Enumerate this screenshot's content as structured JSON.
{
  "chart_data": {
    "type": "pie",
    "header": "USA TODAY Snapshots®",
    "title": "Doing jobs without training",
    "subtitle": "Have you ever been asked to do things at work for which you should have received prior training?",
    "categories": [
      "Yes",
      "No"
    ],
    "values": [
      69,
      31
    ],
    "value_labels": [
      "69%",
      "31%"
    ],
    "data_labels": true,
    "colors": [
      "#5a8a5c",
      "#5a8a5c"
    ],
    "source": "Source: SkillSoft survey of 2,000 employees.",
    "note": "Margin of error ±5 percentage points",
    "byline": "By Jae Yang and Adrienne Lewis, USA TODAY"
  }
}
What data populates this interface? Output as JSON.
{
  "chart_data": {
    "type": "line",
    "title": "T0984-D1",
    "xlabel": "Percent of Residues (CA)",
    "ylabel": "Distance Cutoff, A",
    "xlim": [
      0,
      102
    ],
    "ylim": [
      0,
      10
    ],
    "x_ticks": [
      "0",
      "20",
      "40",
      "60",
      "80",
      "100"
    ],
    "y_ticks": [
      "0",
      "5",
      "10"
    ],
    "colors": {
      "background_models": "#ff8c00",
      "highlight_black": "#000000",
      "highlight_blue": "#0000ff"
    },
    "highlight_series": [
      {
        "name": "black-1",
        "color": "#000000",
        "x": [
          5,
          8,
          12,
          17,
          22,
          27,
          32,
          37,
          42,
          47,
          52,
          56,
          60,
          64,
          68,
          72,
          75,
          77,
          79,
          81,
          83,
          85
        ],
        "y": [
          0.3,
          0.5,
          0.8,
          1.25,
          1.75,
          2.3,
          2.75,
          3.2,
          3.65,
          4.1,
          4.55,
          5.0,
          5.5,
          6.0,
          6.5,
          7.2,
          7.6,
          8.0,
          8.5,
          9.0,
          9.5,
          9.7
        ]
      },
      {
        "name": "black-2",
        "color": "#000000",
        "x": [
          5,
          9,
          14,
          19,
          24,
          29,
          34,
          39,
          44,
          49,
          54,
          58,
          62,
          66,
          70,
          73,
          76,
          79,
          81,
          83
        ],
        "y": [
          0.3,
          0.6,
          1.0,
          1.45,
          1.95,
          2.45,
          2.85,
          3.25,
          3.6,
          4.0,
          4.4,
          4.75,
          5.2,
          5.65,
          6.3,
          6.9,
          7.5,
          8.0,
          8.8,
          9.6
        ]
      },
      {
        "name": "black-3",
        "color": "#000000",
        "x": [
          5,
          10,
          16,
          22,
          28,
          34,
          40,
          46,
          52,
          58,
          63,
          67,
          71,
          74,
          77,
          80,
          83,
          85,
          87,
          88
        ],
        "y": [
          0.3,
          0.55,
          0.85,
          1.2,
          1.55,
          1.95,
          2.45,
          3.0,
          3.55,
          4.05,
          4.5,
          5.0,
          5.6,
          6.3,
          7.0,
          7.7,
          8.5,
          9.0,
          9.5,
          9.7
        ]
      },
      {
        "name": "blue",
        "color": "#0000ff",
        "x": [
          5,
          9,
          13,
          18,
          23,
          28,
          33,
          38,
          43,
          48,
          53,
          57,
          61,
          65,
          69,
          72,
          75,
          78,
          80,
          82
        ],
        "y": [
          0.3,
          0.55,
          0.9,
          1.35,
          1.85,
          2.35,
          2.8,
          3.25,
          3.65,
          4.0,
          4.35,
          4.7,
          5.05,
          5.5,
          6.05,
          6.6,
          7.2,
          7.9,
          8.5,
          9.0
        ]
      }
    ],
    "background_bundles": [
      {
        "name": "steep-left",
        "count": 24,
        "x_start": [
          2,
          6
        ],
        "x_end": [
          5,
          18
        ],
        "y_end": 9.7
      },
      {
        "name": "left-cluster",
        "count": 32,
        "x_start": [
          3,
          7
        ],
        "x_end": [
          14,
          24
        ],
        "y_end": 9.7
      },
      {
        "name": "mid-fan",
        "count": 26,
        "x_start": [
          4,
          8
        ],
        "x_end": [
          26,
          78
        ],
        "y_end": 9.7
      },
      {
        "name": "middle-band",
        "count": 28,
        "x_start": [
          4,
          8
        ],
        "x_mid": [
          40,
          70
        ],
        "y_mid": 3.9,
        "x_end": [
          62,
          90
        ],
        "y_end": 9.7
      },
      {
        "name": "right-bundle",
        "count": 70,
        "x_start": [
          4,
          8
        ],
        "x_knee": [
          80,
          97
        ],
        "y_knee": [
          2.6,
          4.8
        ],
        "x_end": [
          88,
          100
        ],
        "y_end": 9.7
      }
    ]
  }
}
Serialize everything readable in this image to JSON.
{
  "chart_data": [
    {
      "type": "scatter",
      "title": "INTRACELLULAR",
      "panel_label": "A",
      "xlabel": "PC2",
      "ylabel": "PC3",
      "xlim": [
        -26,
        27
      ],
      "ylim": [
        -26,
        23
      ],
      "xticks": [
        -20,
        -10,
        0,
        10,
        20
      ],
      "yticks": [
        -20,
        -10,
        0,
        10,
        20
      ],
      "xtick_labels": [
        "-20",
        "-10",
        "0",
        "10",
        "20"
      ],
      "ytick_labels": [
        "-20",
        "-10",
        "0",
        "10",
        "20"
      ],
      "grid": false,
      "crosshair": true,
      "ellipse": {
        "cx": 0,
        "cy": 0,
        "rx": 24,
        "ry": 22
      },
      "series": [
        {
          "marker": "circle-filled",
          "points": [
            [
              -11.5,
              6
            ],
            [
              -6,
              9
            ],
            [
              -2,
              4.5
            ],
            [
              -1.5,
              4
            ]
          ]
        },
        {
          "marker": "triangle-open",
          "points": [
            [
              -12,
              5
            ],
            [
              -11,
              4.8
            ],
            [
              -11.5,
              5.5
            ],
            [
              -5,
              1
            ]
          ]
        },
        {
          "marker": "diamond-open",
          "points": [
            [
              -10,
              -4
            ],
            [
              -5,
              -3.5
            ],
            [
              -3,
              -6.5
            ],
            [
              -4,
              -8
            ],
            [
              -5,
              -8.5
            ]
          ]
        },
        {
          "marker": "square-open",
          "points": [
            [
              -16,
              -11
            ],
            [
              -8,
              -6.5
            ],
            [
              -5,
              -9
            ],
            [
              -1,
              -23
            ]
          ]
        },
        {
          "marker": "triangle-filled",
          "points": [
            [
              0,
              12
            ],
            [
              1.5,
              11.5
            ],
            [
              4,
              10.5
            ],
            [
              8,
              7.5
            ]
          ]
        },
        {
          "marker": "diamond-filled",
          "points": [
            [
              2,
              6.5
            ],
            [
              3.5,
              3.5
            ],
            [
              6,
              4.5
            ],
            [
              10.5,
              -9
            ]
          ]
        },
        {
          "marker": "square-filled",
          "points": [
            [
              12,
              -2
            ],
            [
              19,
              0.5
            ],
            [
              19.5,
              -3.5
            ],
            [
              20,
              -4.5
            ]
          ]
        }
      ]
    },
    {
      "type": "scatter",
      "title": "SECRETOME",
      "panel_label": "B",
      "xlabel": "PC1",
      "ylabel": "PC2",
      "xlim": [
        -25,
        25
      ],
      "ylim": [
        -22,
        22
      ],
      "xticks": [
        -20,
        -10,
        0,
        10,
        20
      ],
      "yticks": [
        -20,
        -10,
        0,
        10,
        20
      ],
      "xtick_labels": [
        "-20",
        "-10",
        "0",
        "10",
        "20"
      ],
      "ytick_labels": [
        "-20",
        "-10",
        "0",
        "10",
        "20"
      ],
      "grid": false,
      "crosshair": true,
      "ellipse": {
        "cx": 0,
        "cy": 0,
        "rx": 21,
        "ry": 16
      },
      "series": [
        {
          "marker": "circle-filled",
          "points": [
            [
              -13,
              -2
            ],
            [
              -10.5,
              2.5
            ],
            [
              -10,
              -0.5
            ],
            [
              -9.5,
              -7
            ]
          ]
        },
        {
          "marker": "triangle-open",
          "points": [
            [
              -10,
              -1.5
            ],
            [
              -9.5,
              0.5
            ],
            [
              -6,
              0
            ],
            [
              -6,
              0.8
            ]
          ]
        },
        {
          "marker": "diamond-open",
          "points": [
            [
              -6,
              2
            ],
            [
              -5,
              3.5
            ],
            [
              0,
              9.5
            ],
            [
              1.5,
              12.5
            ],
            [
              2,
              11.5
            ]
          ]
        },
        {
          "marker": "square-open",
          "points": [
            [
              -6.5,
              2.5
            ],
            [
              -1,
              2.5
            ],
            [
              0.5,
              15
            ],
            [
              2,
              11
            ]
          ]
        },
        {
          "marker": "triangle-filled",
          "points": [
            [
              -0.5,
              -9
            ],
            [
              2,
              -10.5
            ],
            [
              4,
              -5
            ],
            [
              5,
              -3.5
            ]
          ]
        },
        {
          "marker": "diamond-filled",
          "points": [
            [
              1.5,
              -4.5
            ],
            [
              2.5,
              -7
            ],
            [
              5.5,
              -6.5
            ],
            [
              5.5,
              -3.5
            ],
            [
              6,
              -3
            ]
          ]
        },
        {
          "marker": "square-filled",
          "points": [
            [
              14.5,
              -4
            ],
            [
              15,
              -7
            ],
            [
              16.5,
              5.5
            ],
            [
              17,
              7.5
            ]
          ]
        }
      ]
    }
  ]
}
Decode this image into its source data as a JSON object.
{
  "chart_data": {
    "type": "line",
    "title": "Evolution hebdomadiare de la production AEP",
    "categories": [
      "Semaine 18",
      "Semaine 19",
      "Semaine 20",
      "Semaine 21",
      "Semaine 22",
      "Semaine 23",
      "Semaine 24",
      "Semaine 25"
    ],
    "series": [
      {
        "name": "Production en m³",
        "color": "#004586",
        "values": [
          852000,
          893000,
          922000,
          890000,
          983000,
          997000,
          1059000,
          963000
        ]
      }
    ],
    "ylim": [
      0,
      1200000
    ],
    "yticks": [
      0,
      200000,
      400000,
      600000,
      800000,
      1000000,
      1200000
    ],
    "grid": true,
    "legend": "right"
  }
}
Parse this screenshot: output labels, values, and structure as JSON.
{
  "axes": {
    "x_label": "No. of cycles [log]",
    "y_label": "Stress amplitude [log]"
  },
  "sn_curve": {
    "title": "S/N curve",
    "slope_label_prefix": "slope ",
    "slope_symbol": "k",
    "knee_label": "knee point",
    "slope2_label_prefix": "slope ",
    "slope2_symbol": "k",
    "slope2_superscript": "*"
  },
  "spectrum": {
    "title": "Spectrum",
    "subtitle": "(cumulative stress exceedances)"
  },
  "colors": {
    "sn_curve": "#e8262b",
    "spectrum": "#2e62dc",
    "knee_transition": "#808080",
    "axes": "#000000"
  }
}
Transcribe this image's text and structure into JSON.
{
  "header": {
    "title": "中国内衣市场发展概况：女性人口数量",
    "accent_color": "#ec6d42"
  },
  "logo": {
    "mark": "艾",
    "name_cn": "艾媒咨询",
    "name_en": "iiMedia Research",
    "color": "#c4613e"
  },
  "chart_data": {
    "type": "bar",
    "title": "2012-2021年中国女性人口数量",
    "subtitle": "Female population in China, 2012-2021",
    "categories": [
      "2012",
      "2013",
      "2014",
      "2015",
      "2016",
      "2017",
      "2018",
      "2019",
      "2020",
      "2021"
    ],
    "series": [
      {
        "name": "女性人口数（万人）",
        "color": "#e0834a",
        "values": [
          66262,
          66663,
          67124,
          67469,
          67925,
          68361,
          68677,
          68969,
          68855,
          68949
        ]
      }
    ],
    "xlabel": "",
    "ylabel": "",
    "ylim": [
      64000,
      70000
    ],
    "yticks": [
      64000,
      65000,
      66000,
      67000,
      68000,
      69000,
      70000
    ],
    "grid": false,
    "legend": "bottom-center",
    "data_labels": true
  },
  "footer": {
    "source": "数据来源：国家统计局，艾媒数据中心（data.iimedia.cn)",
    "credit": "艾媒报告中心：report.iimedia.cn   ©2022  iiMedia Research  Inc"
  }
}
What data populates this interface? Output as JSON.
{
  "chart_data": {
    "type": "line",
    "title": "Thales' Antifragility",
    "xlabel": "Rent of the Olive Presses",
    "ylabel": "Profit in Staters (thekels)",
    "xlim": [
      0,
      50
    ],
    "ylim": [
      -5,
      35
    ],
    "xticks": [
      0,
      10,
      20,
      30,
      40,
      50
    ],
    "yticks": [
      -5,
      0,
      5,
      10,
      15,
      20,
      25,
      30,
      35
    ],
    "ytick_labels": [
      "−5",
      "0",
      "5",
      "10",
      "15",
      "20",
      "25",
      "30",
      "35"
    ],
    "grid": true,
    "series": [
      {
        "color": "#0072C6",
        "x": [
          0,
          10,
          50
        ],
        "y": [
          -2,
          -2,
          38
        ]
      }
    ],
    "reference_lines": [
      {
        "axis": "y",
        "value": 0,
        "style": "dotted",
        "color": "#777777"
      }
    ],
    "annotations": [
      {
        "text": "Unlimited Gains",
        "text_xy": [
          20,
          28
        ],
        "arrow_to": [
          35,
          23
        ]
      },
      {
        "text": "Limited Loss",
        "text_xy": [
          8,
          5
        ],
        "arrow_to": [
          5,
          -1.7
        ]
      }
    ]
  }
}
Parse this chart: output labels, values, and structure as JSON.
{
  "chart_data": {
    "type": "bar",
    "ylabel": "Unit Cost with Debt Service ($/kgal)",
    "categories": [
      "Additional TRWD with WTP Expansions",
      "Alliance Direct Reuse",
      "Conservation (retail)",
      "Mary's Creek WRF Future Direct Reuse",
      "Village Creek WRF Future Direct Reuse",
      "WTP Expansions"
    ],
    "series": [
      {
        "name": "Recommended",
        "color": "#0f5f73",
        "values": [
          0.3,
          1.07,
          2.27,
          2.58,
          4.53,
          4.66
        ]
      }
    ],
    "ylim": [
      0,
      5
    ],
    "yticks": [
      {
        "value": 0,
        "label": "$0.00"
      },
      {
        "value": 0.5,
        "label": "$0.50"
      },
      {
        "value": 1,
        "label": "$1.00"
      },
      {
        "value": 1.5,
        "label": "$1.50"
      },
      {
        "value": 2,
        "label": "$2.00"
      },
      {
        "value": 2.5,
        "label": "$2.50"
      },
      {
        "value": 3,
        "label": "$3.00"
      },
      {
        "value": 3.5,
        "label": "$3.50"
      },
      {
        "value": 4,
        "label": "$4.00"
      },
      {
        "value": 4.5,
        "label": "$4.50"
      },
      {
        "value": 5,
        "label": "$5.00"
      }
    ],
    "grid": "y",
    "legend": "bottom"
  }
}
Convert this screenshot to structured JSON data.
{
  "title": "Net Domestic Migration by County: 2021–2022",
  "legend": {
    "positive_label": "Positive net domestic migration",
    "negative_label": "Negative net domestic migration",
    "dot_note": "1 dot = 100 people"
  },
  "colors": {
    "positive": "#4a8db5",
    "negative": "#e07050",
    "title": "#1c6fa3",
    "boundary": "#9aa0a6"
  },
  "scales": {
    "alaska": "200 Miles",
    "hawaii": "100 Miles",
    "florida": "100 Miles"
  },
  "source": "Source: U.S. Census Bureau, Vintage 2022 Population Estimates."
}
--- --- ---
▶ YOUR GOAL:
Extract every line containing the string "subtitle" from the material.

▶ RESULT:
    "subtitle": "Have you ever been asked to do things at work for which you should have received prior training?",
    "subtitle": "(cumulative stress exceedances)"
    "subtitle": "Female population in China, 2012-2021",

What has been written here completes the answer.